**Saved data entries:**
[Begin]

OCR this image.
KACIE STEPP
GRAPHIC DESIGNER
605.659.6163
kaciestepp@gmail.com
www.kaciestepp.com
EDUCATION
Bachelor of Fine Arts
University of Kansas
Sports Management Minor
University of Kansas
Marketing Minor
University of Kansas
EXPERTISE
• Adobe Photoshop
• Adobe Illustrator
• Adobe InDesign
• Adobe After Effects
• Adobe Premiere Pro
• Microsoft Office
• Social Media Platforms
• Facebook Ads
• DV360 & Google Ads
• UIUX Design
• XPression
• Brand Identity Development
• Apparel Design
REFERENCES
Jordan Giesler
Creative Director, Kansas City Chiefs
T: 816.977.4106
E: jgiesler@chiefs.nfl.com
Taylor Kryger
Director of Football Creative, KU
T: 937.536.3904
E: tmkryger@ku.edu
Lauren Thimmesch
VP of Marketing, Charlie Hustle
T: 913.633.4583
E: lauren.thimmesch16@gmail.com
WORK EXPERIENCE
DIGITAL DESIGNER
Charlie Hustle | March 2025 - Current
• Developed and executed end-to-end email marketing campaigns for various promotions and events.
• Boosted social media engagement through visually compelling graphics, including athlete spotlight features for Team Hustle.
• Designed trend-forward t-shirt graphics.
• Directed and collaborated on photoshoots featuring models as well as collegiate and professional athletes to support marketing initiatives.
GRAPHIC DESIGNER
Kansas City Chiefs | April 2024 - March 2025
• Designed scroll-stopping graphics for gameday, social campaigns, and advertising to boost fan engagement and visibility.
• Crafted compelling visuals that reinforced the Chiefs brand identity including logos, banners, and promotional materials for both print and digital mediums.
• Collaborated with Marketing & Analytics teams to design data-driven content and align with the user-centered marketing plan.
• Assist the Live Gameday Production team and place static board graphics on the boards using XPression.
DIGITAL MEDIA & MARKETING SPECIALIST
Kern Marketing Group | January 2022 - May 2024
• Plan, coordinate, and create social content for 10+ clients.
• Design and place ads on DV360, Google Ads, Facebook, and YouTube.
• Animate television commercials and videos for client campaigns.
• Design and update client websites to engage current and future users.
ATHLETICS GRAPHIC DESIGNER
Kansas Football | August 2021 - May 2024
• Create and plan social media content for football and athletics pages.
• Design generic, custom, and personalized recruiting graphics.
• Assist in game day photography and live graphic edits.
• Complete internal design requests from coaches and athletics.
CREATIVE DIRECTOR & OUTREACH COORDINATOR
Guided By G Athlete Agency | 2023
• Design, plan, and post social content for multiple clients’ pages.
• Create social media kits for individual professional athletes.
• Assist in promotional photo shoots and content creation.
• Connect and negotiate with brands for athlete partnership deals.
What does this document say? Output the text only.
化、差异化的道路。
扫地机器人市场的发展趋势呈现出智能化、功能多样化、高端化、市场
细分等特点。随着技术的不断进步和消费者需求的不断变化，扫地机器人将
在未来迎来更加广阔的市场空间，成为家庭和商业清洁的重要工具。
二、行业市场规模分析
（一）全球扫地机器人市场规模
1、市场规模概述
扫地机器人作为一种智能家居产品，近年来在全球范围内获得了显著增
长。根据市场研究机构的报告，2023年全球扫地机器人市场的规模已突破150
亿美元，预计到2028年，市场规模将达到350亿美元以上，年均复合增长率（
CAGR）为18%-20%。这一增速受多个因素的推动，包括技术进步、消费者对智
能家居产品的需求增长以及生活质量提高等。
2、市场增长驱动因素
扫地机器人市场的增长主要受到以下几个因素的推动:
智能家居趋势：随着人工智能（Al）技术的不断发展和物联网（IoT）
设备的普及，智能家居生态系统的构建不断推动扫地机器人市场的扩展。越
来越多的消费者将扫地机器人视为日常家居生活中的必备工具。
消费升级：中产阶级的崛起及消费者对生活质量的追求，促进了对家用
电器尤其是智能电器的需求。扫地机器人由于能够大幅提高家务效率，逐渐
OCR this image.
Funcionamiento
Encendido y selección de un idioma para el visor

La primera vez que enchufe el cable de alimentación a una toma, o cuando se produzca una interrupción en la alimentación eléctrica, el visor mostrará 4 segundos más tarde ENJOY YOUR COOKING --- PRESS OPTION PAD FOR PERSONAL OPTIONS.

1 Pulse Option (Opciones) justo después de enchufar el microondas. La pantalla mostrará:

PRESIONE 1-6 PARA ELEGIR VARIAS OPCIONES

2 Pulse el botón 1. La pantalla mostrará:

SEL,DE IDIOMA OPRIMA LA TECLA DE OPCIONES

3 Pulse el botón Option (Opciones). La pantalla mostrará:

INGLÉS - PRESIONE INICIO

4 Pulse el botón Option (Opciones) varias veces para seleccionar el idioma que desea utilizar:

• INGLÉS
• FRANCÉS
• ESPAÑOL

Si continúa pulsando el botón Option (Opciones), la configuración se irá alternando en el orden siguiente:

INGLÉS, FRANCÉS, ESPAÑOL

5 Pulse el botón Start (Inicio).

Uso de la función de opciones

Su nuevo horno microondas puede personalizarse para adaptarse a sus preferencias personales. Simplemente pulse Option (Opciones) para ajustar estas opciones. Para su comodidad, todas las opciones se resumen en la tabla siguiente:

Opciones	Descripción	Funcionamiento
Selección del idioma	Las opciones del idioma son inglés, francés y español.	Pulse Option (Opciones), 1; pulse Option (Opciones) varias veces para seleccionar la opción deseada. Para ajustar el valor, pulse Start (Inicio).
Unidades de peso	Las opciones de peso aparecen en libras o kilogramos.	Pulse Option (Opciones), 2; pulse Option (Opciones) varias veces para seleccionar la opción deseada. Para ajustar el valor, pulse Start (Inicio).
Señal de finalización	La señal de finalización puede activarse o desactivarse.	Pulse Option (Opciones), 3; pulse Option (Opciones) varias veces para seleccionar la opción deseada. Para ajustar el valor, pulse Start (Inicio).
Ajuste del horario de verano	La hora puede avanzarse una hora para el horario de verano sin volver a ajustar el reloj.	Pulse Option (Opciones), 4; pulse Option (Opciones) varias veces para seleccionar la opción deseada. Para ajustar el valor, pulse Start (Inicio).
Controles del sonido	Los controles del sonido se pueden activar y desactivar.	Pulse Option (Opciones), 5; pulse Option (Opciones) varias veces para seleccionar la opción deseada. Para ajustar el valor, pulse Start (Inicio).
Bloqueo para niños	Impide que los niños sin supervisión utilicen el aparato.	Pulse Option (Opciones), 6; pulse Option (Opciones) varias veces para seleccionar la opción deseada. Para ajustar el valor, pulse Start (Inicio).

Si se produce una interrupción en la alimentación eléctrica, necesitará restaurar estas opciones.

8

[End]

**Aim of the task:**
Identify and copy all lines with the word "botón".

**Exercise result:**
2 Pulse el botón 1. La pantalla mostrará:
3 Pulse el botón Option (Opciones). La pantalla mostrará:
4 Pulse el botón Option (Opciones) varias veces para seleccionar el idioma que desea utilizar:
Si continúa pulsando el botón Option (Opciones), la configuración se irá alternando en el orden siguiente:
5 Pulse el botón Start (Inicio).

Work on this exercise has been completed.